(Dataset items)
..........

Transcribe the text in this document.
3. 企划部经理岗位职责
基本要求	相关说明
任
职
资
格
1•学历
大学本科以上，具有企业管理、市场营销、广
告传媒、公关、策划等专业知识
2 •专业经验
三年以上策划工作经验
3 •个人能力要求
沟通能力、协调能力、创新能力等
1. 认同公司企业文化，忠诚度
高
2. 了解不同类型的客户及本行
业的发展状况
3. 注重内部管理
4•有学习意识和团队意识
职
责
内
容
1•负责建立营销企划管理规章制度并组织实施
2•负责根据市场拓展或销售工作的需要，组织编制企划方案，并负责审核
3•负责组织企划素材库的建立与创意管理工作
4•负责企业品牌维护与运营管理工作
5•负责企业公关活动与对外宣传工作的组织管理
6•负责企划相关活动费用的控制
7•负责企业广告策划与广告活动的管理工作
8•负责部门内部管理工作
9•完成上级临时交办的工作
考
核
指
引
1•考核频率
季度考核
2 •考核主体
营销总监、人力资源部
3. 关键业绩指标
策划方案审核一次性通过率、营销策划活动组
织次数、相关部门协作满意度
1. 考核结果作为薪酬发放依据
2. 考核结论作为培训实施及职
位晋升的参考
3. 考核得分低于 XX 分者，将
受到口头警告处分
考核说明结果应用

..........

### YOUR OBJECTIVE
Reproduce the material above without altering a single character.

### COMPLETE OUTPUT
Transcribe the text in this document.
3. 企划部经理岗位职责
基本要求	相关说明
任
职
资
格
1•学历
大学本科以上，具有企业管理、市场营销、广
告传媒、公关、策划等专业知识
2 •专业经验
三年以上策划工作经验
3 •个人能力要求
沟通能力、协调能力、创新能力等
1. 认同公司企业文化，忠诚度
高
2. 了解不同类型的客户及本行
业的发展状况
3. 注重内部管理
4•有学习意识和团队意识
职
责
内
容
1•负责建立营销企划管理规章制度并组织实施
2•负责根据市场拓展或销售工作的需要，组织编制企划方案，并负责审核
3•负责组织企划素材库的建立与创意管理工作
4•负责企业品牌维护与运营管理工作
5•负责企业公关活动与对外宣传工作的组织管理
6•负责企划相关活动费用的控制
7•负责企业广告策划与广告活动的管理工作
8•负责部门内部管理工作
9•完成上级临时交办的工作
考
核
指
引
1•考核频率
季度考核
2 •考核主体
营销总监、人力资源部
3. 关键业绩指标
策划方案审核一次性通过率、营销策划活动组
织次数、相关部门协作满意度
1. 考核结果作为薪酬发放依据
2. 考核结论作为培训实施及职
位晋升的参考
3. 考核得分低于 XX 分者，将
受到口头警告处分
考核说明结果应用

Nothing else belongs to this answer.